• [GOAL OF THE EXERCISE]: Locate each line holding the string "unei" and copy it.

Start

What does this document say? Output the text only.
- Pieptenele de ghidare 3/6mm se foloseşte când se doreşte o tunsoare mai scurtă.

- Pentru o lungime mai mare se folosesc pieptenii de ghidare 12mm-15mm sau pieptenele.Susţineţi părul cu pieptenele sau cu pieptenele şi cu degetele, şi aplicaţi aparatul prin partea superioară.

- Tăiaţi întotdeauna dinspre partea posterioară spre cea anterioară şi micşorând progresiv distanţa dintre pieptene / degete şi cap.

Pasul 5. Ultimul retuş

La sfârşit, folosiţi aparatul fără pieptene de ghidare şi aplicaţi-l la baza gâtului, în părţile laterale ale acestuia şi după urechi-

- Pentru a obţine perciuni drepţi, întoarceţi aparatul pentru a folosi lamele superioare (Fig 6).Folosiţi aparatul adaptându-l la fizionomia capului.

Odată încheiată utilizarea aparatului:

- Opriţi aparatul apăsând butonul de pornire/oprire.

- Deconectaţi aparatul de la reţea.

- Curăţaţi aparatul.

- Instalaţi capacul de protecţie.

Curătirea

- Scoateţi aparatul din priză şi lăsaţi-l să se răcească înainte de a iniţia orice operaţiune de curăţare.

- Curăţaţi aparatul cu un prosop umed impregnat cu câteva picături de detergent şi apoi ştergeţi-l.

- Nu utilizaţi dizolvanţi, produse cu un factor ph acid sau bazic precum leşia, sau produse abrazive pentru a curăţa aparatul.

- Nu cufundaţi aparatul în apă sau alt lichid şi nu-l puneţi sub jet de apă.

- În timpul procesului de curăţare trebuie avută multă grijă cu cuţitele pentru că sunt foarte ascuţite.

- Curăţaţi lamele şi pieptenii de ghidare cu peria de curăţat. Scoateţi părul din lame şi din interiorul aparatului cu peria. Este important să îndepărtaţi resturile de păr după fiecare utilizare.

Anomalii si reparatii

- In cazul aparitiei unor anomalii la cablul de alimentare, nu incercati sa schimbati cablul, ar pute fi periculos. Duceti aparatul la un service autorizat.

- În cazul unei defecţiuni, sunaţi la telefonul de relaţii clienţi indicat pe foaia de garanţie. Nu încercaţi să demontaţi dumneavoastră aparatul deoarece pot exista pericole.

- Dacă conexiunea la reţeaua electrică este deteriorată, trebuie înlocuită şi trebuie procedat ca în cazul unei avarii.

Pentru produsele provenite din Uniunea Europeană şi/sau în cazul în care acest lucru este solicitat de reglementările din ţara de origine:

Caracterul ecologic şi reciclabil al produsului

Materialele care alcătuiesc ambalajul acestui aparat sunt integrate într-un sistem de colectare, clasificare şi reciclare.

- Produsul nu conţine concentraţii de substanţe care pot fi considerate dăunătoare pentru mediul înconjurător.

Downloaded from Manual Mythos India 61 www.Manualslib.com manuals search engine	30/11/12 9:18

End

• [WORKED SOLUTION]:
- În cazul unei defecţiuni, sunaţi la telefonul de relaţii clienţi indicat pe foaia de garanţie. Nu încercaţi să demontaţi dumneavoastră aparatul deoarece pot exista pericole.
- Dacă conexiunea la reţeaua electrică este deteriorată, trebuie înlocuită şi trebuie procedat ca în cazul unei avarii.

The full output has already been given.